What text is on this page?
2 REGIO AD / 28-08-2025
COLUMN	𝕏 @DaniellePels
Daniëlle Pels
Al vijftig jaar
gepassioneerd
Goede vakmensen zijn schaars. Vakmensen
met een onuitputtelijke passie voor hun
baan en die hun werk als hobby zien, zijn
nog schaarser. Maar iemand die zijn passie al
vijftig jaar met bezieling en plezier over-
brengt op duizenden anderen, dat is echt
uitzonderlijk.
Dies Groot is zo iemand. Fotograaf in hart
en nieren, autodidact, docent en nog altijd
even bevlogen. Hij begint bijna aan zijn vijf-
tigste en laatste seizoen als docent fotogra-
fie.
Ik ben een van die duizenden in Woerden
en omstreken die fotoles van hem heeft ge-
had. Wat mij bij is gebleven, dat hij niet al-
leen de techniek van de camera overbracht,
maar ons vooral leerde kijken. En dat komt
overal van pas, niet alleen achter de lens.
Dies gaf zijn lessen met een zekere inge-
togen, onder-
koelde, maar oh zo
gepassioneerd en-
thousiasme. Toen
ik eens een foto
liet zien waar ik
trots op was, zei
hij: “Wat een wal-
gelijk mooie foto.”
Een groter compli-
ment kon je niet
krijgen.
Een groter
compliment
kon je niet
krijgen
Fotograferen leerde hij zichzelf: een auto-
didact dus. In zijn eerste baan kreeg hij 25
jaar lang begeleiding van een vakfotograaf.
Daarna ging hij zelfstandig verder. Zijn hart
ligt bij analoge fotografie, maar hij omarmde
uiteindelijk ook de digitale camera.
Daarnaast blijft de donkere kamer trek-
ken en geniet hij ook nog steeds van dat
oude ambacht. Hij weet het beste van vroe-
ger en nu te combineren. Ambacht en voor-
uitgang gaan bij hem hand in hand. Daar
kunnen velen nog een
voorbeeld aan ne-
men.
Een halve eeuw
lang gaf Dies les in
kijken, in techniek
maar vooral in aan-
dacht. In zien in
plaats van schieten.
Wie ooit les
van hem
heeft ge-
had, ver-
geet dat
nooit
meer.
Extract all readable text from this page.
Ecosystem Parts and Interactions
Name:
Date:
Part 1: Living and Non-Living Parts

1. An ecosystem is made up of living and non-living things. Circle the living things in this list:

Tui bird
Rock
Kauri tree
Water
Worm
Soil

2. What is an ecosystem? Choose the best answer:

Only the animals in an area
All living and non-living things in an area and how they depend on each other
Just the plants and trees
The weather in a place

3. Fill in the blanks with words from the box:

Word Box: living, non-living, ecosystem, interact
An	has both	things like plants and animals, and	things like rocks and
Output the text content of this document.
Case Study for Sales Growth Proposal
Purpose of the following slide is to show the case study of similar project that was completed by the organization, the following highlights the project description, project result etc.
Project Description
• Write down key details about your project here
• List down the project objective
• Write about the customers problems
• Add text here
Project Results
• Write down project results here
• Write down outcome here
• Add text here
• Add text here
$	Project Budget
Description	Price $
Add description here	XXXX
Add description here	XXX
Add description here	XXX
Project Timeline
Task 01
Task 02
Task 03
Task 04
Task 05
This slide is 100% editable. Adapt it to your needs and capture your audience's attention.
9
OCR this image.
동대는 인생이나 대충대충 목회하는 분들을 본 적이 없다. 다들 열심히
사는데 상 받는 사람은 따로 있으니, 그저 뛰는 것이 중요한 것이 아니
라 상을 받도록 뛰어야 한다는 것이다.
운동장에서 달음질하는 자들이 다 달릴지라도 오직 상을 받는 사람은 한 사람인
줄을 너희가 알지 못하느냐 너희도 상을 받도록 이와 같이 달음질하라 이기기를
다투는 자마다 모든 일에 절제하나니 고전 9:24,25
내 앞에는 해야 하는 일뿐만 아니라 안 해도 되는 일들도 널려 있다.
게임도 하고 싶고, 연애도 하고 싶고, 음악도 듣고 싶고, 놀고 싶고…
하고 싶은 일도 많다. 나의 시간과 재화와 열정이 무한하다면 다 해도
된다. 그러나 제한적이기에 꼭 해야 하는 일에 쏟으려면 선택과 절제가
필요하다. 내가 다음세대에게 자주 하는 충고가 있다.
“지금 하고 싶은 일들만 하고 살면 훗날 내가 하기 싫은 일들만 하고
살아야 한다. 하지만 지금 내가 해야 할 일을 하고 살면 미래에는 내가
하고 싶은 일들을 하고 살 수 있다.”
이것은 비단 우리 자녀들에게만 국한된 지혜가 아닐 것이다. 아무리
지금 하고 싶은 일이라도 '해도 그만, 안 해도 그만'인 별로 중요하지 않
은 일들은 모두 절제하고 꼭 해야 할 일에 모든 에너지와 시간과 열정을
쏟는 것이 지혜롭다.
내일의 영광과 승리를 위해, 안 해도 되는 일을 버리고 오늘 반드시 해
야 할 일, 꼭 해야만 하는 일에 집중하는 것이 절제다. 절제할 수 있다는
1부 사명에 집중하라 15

——————

**Exercise goal:**
Write out every line of the material again, exactly as it reads.

**Finished task:**
What text is on this page?
2 REGIO AD / 28-08-2025
COLUMN	𝕏 @DaniellePels
Daniëlle Pels
Al vijftig jaar
gepassioneerd
Goede vakmensen zijn schaars. Vakmensen
met een onuitputtelijke passie voor hun
baan en die hun werk als hobby zien, zijn
nog schaarser. Maar iemand die zijn passie al
vijftig jaar met bezieling en plezier over-
brengt op duizenden anderen, dat is echt
uitzonderlijk.
Dies Groot is zo iemand. Fotograaf in hart
en nieren, autodidact, docent en nog altijd
even bevlogen. Hij begint bijna aan zijn vijf-
tigste en laatste seizoen als docent fotogra-
fie.
Ik ben een van die duizenden in Woerden
en omstreken die fotoles van hem heeft ge-
had. Wat mij bij is gebleven, dat hij niet al-
leen de techniek van de camera overbracht,
maar ons vooral leerde kijken. En dat komt
overal van pas, niet alleen achter de lens.
Dies gaf zijn lessen met een zekere inge-
togen, onder-
koelde, maar oh zo
gepassioneerd en-
thousiasme. Toen
ik eens een foto
liet zien waar ik
trots op was, zei
hij: “Wat een wal-
gelijk mooie foto.”
Een groter compli-
ment kon je niet
krijgen.
Een groter
compliment
kon je niet
krijgen
Fotograferen leerde hij zichzelf: een auto-
didact dus. In zijn eerste baan kreeg hij 25
jaar lang begeleiding van een vakfotograaf.
Daarna ging hij zelfstandig verder. Zijn hart
ligt bij analoge fotografie, maar hij omarmde
uiteindelijk ook de digitale camera.
Daarnaast blijft de donkere kamer trek-
ken en geniet hij ook nog steeds van dat
oude ambacht. Hij weet het beste van vroe-
ger en nu te combineren. Ambacht en voor-
uitgang gaan bij hem hand in hand. Daar
kunnen velen nog een
voorbeeld aan ne-
men.
Een halve eeuw
lang gaf Dies les in
kijken, in techniek
maar vooral in aan-
dacht. In zien in
plaats van schieten.
Wie ooit les
van hem
heeft ge-
had, ver-
geet dat
nooit
meer.
Extract all readable text from this page.
Ecosystem Parts and Interactions
Name:
Date:
Part 1: Living and Non-Living Parts

1. An ecosystem is made up of living and non-living things. Circle the living things in this list:

Tui bird
Rock
Kauri tree
Water
Worm
Soil

2. What is an ecosystem? Choose the best answer:

Only the animals in an area
All living and non-living things in an area and how they depend on each other
Just the plants and trees
The weather in a place

3. Fill in the blanks with words from the box:

Word Box: living, non-living, ecosystem, interact
An	has both	things like plants and animals, and	things like rocks and
Output the text content of this document.
Case Study for Sales Growth Proposal
Purpose of the following slide is to show the case study of similar project that was completed by the organization, the following highlights the project description, project result etc.
Project Description
• Write down key details about your project here
• List down the project objective
• Write about the customers problems
• Add text here
Project Results
• Write down project results here
• Write down outcome here
• Add text here
• Add text here
$	Project Budget
Description	Price $
Add description here	XXXX
Add description here	XXX
Add description here	XXX
Project Timeline
Task 01
Task 02
Task 03
Task 04
Task 05
This slide is 100% editable. Adapt it to your needs and capture your audience's attention.
9
OCR this image.
동대는 인생이나 대충대충 목회하는 분들을 본 적이 없다. 다들 열심히
사는데 상 받는 사람은 따로 있으니, 그저 뛰는 것이 중요한 것이 아니
라 상을 받도록 뛰어야 한다는 것이다.
운동장에서 달음질하는 자들이 다 달릴지라도 오직 상을 받는 사람은 한 사람인
줄을 너희가 알지 못하느냐 너희도 상을 받도록 이와 같이 달음질하라 이기기를
다투는 자마다 모든 일에 절제하나니 고전 9:24,25
내 앞에는 해야 하는 일뿐만 아니라 안 해도 되는 일들도 널려 있다.
게임도 하고 싶고, 연애도 하고 싶고, 음악도 듣고 싶고, 놀고 싶고…
하고 싶은 일도 많다. 나의 시간과 재화와 열정이 무한하다면 다 해도
된다. 그러나 제한적이기에 꼭 해야 하는 일에 쏟으려면 선택과 절제가
필요하다. 내가 다음세대에게 자주 하는 충고가 있다.
“지금 하고 싶은 일들만 하고 살면 훗날 내가 하기 싫은 일들만 하고
살아야 한다. 하지만 지금 내가 해야 할 일을 하고 살면 미래에는 내가
하고 싶은 일들을 하고 살 수 있다.”
이것은 비단 우리 자녀들에게만 국한된 지혜가 아닐 것이다. 아무리
지금 하고 싶은 일이라도 '해도 그만, 안 해도 그만'인 별로 중요하지 않
은 일들은 모두 절제하고 꼭 해야 할 일에 모든 에너지와 시간과 열정을
쏟는 것이 지혜롭다.
내일의 영광과 승리를 위해, 안 해도 되는 일을 버리고 오늘 반드시 해
야 할 일, 꼭 해야만 하는 일에 집중하는 것이 절제다. 절제할 수 있다는
1부 사명에 집중하라 15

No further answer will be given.